Brief:
Every entry that follows should be repeated exactly; drop the images.

----

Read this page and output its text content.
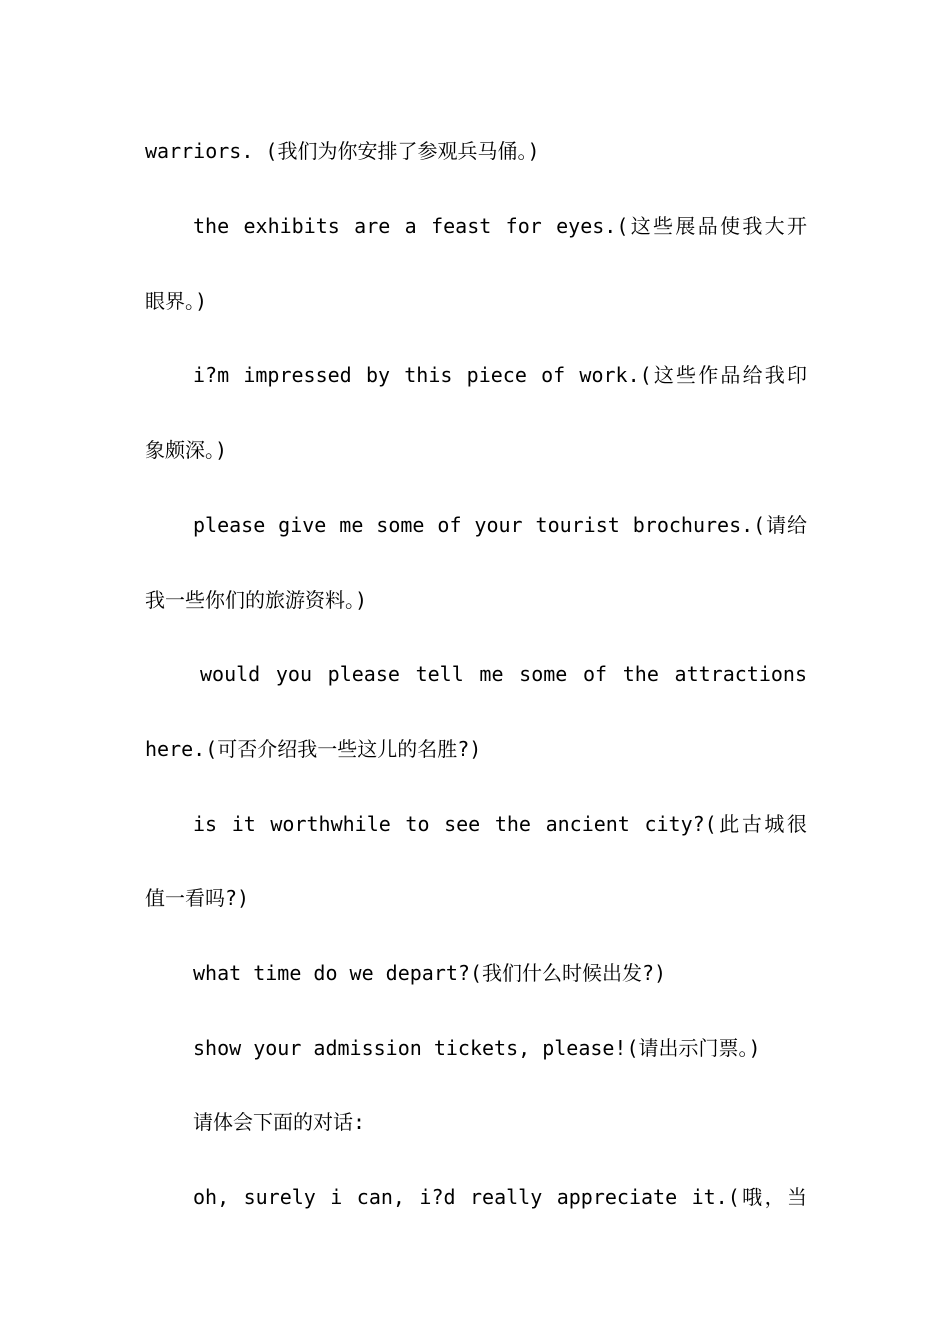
warriors. (我们为你安排了参观兵马俑。)
the exhibits are a feast for eyes.(这些展品使我大开
眼界。)
i?m impressed by this piece of work.(这些作品给我印
象颇深。)
please give me some of your tourist brochures.(请给
我一些你们的旅游资料。)
would you please tell me some of the attractions
here.(可否介绍我一些这儿的名胜?)
is it worthwhile to see the ancient city?(此古城很
值一看吗?)
what time do we depart?(我们什么时候出发?)
show your admission tickets, please!(请出示门票。)
请体会下面的对话:
oh, surely i can, i?d really appreciate it.(哦，当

----

Result for this exercise:
Read this page and output its text content.
warriors. (我们为你安排了参观兵马俑。)
the exhibits are a feast for eyes.(这些展品使我大开
眼界。)
i?m impressed by this piece of work.(这些作品给我印
象颇深。)
please give me some of your tourist brochures.(请给
我一些你们的旅游资料。)
would you please tell me some of the attractions
here.(可否介绍我一些这儿的名胜?)
is it worthwhile to see the ancient city?(此古城很
值一看吗?)
what time do we depart?(我们什么时候出发?)
show your admission tickets, please!(请出示门票。)
请体会下面的对话:
oh, surely i can, i?d really appreciate it.(哦，当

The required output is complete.